__What the exercise asks__.
Without the images, print all the entries below exactly as given.

__Records for processing__.
## START

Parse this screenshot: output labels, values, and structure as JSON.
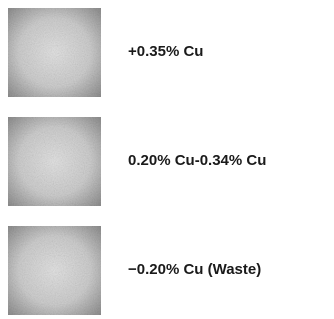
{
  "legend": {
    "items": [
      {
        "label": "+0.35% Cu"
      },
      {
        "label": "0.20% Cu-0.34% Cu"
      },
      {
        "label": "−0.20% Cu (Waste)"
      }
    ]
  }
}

## END

__Solved problem__.
Parse this screenshot: output labels, values, and structure as JSON.
{
  "legend": {
    "items": [
      {
        "label": "+0.35% Cu"
      },
      {
        "label": "0.20% Cu-0.34% Cu"
      },
      {
        "label": "−0.20% Cu (Waste)"
      }
    ]
  }
}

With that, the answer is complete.